(Excerpts from a figure dataset)
** start **
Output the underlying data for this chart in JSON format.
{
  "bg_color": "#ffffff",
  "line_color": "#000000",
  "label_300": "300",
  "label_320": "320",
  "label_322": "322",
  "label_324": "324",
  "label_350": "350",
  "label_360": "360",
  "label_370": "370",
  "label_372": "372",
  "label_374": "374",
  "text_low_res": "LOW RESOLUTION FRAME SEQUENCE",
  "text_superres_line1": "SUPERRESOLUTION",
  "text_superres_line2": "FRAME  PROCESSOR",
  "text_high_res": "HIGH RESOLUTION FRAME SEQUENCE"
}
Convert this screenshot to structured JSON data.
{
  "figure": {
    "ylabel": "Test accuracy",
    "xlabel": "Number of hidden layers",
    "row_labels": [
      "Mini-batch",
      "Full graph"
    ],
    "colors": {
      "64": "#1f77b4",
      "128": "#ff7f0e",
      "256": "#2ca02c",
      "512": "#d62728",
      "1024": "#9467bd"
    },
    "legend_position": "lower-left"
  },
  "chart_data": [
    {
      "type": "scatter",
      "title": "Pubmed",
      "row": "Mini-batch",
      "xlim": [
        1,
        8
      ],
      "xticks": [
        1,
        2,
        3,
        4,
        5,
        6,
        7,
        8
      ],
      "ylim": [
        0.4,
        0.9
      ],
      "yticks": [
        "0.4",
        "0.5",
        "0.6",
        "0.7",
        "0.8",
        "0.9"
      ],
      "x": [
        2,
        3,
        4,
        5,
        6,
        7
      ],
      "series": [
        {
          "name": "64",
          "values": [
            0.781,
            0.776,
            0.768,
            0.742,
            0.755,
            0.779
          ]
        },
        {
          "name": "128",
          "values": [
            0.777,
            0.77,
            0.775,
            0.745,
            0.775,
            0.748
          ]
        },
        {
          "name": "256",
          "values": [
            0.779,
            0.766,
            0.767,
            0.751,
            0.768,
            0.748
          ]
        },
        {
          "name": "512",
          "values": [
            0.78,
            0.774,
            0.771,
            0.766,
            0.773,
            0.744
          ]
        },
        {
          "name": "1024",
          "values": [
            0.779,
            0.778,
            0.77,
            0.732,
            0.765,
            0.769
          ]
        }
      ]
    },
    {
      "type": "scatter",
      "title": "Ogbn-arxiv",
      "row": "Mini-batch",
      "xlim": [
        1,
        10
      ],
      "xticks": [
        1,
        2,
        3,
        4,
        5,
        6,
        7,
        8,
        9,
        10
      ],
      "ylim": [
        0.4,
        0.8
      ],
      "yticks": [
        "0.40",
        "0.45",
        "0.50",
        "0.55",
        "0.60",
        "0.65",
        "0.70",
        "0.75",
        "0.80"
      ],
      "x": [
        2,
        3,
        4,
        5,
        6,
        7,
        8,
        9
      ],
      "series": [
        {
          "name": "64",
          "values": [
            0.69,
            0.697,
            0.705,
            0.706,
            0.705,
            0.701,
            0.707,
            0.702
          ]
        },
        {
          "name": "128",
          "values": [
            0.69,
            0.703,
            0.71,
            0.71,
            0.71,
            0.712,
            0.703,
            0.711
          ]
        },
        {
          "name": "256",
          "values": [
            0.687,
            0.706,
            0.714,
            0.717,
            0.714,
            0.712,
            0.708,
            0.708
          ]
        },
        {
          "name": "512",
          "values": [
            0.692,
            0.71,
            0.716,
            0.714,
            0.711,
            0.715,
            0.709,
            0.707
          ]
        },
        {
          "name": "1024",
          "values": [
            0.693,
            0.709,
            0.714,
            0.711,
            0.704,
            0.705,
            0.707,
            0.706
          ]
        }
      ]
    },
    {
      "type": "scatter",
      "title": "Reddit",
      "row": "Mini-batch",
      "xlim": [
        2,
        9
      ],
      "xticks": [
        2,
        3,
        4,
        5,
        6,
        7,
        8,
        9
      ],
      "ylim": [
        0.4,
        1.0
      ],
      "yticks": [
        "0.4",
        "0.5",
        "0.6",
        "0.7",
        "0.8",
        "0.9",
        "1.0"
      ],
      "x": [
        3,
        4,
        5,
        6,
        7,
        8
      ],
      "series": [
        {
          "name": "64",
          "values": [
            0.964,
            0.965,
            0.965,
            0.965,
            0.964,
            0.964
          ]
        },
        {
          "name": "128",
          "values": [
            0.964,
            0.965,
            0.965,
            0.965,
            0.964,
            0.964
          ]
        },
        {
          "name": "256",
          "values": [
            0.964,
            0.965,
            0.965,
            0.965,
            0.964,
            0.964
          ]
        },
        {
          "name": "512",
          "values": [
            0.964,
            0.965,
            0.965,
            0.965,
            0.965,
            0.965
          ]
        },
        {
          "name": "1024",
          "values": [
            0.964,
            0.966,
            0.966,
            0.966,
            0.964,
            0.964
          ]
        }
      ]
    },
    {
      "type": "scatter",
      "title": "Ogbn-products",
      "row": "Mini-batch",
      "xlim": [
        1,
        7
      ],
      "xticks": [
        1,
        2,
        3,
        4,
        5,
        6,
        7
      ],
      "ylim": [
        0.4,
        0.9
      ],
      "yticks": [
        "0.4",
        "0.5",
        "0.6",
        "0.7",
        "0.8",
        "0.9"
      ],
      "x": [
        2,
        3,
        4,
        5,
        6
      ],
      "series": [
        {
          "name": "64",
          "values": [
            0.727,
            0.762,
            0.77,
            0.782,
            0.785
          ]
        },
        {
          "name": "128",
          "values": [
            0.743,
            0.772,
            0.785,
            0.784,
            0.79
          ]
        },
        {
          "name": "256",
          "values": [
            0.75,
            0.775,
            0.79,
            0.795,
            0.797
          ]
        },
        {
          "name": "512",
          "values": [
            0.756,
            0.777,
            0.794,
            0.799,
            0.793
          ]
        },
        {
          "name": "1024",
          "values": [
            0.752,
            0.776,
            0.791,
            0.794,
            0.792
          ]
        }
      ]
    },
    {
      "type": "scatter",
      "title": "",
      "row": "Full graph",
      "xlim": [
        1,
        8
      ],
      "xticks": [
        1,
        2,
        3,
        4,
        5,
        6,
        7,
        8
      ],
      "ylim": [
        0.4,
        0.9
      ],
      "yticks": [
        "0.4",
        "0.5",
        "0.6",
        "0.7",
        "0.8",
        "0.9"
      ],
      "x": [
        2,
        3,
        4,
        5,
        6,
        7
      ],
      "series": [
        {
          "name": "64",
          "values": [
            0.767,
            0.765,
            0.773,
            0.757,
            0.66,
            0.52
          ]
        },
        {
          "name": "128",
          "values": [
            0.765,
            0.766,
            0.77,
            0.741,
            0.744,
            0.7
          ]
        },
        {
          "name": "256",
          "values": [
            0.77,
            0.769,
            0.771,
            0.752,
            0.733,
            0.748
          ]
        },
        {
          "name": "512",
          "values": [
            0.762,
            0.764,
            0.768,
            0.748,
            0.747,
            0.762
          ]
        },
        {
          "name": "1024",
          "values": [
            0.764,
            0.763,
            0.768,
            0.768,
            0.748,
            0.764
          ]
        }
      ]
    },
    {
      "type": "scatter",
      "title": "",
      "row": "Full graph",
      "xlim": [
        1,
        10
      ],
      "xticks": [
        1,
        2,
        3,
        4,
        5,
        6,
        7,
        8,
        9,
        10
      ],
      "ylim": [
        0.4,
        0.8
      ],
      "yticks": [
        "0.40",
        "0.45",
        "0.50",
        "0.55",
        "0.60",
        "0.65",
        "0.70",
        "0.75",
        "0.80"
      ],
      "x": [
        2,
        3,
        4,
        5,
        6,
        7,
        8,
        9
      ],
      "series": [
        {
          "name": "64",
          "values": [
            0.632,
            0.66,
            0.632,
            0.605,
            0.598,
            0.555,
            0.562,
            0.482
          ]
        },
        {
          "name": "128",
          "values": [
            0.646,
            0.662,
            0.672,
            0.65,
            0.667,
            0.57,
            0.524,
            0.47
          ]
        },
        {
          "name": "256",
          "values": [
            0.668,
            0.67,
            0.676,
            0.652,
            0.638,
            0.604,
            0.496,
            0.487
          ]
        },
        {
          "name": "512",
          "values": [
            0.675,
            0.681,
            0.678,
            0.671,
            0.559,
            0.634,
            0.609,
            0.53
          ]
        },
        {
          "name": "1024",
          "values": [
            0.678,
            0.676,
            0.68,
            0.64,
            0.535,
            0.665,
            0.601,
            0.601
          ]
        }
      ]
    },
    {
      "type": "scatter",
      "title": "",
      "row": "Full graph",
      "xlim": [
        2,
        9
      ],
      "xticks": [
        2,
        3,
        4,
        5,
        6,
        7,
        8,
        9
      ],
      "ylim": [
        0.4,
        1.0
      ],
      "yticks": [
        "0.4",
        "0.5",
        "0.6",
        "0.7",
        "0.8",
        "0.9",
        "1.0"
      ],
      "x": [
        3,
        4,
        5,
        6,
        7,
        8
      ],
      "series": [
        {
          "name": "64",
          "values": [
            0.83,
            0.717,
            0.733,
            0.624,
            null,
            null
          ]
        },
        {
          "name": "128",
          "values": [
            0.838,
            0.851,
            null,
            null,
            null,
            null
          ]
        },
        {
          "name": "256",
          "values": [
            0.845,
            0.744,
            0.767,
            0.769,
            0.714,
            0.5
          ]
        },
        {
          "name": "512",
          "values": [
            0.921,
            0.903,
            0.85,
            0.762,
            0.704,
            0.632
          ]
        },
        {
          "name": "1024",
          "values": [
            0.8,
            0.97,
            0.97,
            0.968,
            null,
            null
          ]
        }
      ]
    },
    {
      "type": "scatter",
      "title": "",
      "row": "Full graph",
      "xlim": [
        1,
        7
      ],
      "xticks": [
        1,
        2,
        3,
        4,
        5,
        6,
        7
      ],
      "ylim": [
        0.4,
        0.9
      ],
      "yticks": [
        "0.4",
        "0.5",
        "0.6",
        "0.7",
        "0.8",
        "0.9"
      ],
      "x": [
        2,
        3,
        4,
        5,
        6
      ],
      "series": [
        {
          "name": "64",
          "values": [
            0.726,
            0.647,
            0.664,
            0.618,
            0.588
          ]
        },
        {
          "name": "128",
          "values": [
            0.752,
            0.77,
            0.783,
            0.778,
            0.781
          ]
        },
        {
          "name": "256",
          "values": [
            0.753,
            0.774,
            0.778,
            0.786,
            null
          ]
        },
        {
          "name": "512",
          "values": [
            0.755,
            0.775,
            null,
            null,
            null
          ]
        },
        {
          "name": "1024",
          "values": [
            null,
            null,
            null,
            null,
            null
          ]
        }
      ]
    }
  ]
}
** end **
§ WORK INSTRUCTIONS
Check every line for "SEQUENCE" and show the ones that have it.

§ RESPONSE TO THE EXERCISE
  "text_low_res": "LOW RESOLUTION FRAME SEQUENCE",
  "text_high_res": "HIGH RESOLUTION FRAME SEQUENCE"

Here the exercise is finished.